╔══

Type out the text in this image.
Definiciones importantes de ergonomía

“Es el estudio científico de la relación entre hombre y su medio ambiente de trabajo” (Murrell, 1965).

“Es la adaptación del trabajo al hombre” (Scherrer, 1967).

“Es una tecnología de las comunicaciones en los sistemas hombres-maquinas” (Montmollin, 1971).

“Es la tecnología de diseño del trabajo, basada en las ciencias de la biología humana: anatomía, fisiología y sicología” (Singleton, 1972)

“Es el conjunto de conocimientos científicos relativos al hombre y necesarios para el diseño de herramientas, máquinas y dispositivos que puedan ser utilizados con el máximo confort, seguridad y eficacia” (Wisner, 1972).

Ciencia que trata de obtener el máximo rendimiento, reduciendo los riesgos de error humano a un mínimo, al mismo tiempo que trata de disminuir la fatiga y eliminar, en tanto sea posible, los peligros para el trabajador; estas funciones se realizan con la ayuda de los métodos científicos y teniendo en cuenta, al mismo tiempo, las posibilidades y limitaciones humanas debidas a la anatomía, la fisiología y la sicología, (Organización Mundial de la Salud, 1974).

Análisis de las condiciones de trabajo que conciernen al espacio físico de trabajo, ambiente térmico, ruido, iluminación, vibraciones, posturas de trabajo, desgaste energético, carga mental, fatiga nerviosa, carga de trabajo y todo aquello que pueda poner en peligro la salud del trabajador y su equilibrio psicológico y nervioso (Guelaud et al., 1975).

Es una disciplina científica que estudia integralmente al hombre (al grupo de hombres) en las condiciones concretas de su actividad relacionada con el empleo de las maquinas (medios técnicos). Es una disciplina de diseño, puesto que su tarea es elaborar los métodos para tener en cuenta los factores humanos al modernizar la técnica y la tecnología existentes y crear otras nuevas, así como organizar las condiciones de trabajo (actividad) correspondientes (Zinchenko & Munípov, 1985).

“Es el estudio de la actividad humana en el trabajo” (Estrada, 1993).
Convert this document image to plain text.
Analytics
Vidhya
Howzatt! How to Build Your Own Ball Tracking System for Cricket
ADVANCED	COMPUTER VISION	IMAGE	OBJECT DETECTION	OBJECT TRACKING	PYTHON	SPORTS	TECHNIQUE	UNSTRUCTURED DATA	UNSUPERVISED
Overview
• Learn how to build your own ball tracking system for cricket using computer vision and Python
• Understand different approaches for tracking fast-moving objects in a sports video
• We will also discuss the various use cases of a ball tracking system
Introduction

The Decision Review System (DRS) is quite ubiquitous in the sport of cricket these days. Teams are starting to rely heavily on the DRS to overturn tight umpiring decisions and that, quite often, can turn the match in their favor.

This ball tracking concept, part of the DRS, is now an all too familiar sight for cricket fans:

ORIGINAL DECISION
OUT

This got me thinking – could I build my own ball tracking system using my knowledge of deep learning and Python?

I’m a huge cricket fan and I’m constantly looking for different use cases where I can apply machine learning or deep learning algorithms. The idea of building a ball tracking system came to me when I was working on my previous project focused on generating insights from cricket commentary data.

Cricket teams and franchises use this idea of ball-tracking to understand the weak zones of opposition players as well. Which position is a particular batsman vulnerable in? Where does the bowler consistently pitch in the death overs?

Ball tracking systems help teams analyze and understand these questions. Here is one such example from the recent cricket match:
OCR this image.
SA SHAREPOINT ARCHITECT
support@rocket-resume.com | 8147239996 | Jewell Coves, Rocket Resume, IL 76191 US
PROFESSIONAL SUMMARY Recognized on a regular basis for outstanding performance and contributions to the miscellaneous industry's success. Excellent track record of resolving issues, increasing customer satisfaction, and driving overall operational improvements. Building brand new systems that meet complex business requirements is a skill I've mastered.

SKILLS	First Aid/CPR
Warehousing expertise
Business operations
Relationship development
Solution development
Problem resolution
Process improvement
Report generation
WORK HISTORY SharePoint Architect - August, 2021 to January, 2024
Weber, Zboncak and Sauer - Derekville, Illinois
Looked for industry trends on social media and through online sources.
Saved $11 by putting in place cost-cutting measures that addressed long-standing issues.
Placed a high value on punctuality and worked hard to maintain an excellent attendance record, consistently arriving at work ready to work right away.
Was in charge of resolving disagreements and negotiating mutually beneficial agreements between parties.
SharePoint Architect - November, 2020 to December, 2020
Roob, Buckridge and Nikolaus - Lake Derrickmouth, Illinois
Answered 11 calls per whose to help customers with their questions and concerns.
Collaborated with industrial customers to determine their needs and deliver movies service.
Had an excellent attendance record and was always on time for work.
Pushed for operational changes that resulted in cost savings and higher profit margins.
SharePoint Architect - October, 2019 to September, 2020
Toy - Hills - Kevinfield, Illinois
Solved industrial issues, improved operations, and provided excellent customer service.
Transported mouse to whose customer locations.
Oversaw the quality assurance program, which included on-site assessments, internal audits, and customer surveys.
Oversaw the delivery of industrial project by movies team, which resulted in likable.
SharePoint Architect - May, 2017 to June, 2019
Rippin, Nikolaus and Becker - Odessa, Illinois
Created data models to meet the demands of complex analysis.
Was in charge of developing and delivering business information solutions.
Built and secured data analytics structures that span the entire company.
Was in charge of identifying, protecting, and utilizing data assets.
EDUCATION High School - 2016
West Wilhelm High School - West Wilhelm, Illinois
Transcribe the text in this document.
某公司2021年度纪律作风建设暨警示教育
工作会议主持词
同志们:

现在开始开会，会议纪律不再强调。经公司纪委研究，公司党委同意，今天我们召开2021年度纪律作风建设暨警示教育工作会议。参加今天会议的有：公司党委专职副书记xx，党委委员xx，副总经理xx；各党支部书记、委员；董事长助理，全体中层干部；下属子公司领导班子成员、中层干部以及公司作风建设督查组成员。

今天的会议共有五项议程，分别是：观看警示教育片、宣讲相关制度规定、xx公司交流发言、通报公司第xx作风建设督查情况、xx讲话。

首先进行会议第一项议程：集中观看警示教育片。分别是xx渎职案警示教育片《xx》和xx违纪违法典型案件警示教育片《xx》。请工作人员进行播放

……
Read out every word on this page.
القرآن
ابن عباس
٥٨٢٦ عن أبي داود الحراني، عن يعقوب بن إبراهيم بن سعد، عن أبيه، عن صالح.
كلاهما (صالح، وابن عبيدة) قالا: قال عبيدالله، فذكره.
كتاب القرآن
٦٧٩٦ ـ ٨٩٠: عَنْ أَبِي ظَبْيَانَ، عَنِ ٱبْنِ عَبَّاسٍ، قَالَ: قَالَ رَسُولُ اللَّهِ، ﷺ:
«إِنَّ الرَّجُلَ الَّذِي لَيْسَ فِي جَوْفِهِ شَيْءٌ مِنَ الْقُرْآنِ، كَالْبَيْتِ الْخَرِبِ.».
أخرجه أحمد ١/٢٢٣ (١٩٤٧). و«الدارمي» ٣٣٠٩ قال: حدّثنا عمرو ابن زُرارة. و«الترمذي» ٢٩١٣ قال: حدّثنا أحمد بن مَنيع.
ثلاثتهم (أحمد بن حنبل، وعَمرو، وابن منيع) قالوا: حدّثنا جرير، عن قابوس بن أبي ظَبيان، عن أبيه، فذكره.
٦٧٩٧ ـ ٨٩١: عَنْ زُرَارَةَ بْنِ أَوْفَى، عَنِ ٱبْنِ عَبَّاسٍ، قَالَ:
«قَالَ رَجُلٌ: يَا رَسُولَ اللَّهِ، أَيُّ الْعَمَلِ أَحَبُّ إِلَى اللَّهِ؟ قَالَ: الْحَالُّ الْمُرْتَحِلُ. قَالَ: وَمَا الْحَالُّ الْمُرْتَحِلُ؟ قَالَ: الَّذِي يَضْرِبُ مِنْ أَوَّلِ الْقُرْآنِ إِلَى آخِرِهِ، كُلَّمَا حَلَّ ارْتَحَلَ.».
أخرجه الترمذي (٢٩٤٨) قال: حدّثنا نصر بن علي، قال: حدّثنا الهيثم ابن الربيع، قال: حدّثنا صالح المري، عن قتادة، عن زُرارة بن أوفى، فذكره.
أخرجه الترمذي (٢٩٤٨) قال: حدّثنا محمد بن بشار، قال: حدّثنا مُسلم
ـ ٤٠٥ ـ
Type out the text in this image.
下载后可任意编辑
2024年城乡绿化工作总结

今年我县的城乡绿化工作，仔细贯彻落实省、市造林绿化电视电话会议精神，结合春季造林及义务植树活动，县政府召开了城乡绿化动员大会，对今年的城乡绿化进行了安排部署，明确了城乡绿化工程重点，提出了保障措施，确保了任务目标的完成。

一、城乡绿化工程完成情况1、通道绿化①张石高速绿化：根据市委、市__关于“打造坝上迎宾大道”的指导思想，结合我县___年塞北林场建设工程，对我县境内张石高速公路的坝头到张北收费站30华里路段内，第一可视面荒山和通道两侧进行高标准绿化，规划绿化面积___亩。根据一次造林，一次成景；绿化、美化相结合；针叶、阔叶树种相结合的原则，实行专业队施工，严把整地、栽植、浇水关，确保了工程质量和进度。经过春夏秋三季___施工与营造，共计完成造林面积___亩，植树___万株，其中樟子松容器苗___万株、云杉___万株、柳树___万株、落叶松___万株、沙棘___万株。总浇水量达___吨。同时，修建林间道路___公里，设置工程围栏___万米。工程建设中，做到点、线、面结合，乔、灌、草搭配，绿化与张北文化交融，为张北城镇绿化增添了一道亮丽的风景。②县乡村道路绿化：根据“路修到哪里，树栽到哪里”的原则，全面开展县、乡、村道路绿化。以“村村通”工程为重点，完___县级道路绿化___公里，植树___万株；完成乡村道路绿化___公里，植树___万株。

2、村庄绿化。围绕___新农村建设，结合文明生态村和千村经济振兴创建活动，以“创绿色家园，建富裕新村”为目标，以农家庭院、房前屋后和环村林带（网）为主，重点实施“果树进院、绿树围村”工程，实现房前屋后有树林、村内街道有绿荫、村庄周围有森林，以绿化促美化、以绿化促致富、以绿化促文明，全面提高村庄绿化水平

╚══

In the lines above, locate the string "industry". Copy every line where it occurs.

Answer to the problem:
PROFESSIONAL SUMMARY Recognized on a regular basis for outstanding performance and contributions to the miscellaneous industry's success. Excellent track record of resolving issues, increasing customer satisfaction, and driving overall operational improvements. Building brand new systems that meet complex business requirements is a skill I've mastered.
Looked for industry trends on social media and through online sources.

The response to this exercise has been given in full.